--- BEGIN Dataset rows ---

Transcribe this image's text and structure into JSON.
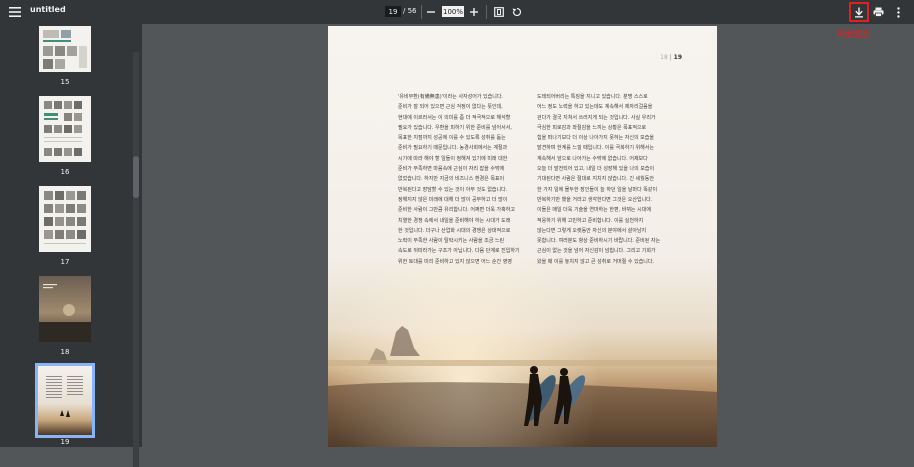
{
  "toolbar": {
    "document_title": "untitled",
    "current_page": "19",
    "page_count": "/ 56",
    "zoom_level": "100%"
  },
  "sidebar": {
    "thumbnails": [
      {
        "label": "15"
      },
      {
        "label": "16"
      },
      {
        "label": "17"
      },
      {
        "label": "18"
      },
      {
        "label": "19"
      }
    ]
  },
  "annotation": {
    "label": "다운로드"
  },
  "page": {
    "page_number": "19",
    "left_column": [
      "'유비무환(有備無患)'이라는 사자성어가 있습니다.",
      "준비가 잘 되어 있으면 근심 걱정이 없다는 뜻인데,",
      "현대에 이르러서는 이 의미를 좀 더 적극적으로 해석할",
      "필요가 있습니다. 우환을 피하기 위한 준비를 넘어서서,",
      "목표한 지점까지 성공에 이를 수 있도록 성취를 돕는",
      "준비가 필요하기 때문입니다. 농경사회에서는 계절과",
      "시기에 따라 해야 할 일들이 정해져 있기에 미래 대한",
      "준비가 부족하면 마음속에 근심이 자리 잡을 수밖에",
      "없었습니다. 하지만 지금의 비즈니스 환경은 목표이",
      "반복된다고 장담할 수 있는 것이 아무 것도 없습니다.",
      "정해지지 않은 미래에 대해 더 많이 공부하고 더 많이",
      "준비한 사람이 그만큼 유리합니다. 어쩌면 더욱 가혹하고",
      "치열한 경쟁 속에서 내일을 준비해야 하는 시대가 도래",
      "한 것입니다. 더구나 산업화 시대의 경쟁은 상대적으로",
      "노력이 부족한 사람이 탈락시키는 사람을 조금 느린",
      "속도로 뒤따라가는 구조가 아닙니다. 다음 단계로 진입하기",
      "위한 토대를 미리 준비하고 있지 않으면 어느 순간 영영"
    ],
    "right_column": [
      "도태되어버리는 특징을 지니고 있습니다. 분명 스스로",
      "어느 정도 노력을 하고 있는데도 계속해서 제자리걸음을",
      "걷다가 결국 지쳐서 쓰러지게 되는 것입니다. 사실 우리가",
      "극심한 피로감과 좌절감을 느끼는 상황은 목표적으로",
      "힘을 떠나기보다 더 이상 나아가지 못하는 자신의 모습을",
      "발견하며 한계를 느낄 때입니다. 이를 극복하기 위해서는",
      "계속해서 앞으로 나아가는 수밖에 없습니다. 어제보다",
      "오늘 더 발전되어 있고, 내일 더 성장해 있을 나의 모습이",
      "기대된다면 사람은 절대로 지치지 않습니다. 긴 세월동안",
      "한 가지 일에 몰두한 장인들이 늘 하던 일을 날마다 똑같이",
      "반복하기만 했을 거라고 생각한다면 그것은 오산입니다.",
      "이들은 매일 더욱 기술을 연마하는 한편, 바뀌는 시대에",
      "적응하기 위해 고민하고 준비합니다. 이를 실천하지",
      "않는다면 그렇게 오랫동안 자신의 분야에서 살아남지",
      "못합니다. 여러분도 항상 준비하시기 바랍니다. 준비된 자는",
      "근심이 없는 것을 넘어 자신감이 넘칩니다. 그리고 기회가",
      "왔을 때 이를 놓치지 않고 큰 성취로 거머쥘 수 있습니다."
    ]
  },
  "colors": {
    "toolbar_bg": "#323639",
    "viewer_bg": "#525659",
    "accent": "#8ab4f8",
    "annotation_red": "#e02020"
  }
}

--- END Dataset rows ---

> [What is expected]:
Do not copy the pictures, but repeat every line exactly.

> [Response to the exercise]:
Transcribe this image's text and structure into JSON.
{
  "toolbar": {
    "document_title": "untitled",
    "current_page": "19",
    "page_count": "/ 56",
    "zoom_level": "100%"
  },
  "sidebar": {
    "thumbnails": [
      {
        "label": "15"
      },
      {
        "label": "16"
      },
      {
        "label": "17"
      },
      {
        "label": "18"
      },
      {
        "label": "19"
      }
    ]
  },
  "annotation": {
    "label": "다운로드"
  },
  "page": {
    "page_number": "19",
    "left_column": [
      "'유비무환(有備無患)'이라는 사자성어가 있습니다.",
      "준비가 잘 되어 있으면 근심 걱정이 없다는 뜻인데,",
      "현대에 이르러서는 이 의미를 좀 더 적극적으로 해석할",
      "필요가 있습니다. 우환을 피하기 위한 준비를 넘어서서,",
      "목표한 지점까지 성공에 이를 수 있도록 성취를 돕는",
      "준비가 필요하기 때문입니다. 농경사회에서는 계절과",
      "시기에 따라 해야 할 일들이 정해져 있기에 미래 대한",
      "준비가 부족하면 마음속에 근심이 자리 잡을 수밖에",
      "없었습니다. 하지만 지금의 비즈니스 환경은 목표이",
      "반복된다고 장담할 수 있는 것이 아무 것도 없습니다.",
      "정해지지 않은 미래에 대해 더 많이 공부하고 더 많이",
      "준비한 사람이 그만큼 유리합니다. 어쩌면 더욱 가혹하고",
      "치열한 경쟁 속에서 내일을 준비해야 하는 시대가 도래",
      "한 것입니다. 더구나 산업화 시대의 경쟁은 상대적으로",
      "노력이 부족한 사람이 탈락시키는 사람을 조금 느린",
      "속도로 뒤따라가는 구조가 아닙니다. 다음 단계로 진입하기",
      "위한 토대를 미리 준비하고 있지 않으면 어느 순간 영영"
    ],
    "right_column": [
      "도태되어버리는 특징을 지니고 있습니다. 분명 스스로",
      "어느 정도 노력을 하고 있는데도 계속해서 제자리걸음을",
      "걷다가 결국 지쳐서 쓰러지게 되는 것입니다. 사실 우리가",
      "극심한 피로감과 좌절감을 느끼는 상황은 목표적으로",
      "힘을 떠나기보다 더 이상 나아가지 못하는 자신의 모습을",
      "발견하며 한계를 느낄 때입니다. 이를 극복하기 위해서는",
      "계속해서 앞으로 나아가는 수밖에 없습니다. 어제보다",
      "오늘 더 발전되어 있고, 내일 더 성장해 있을 나의 모습이",
      "기대된다면 사람은 절대로 지치지 않습니다. 긴 세월동안",
      "한 가지 일에 몰두한 장인들이 늘 하던 일을 날마다 똑같이",
      "반복하기만 했을 거라고 생각한다면 그것은 오산입니다.",
      "이들은 매일 더욱 기술을 연마하는 한편, 바뀌는 시대에",
      "적응하기 위해 고민하고 준비합니다. 이를 실천하지",
      "않는다면 그렇게 오랫동안 자신의 분야에서 살아남지",
      "못합니다. 여러분도 항상 준비하시기 바랍니다. 준비된 자는",
      "근심이 없는 것을 넘어 자신감이 넘칩니다. 그리고 기회가",
      "왔을 때 이를 놓치지 않고 큰 성취로 거머쥘 수 있습니다."
    ]
  },
  "colors": {
    "toolbar_bg": "#323639",
    "viewer_bg": "#525659",
    "accent": "#8ab4f8",
    "annotation_red": "#e02020"
  }
}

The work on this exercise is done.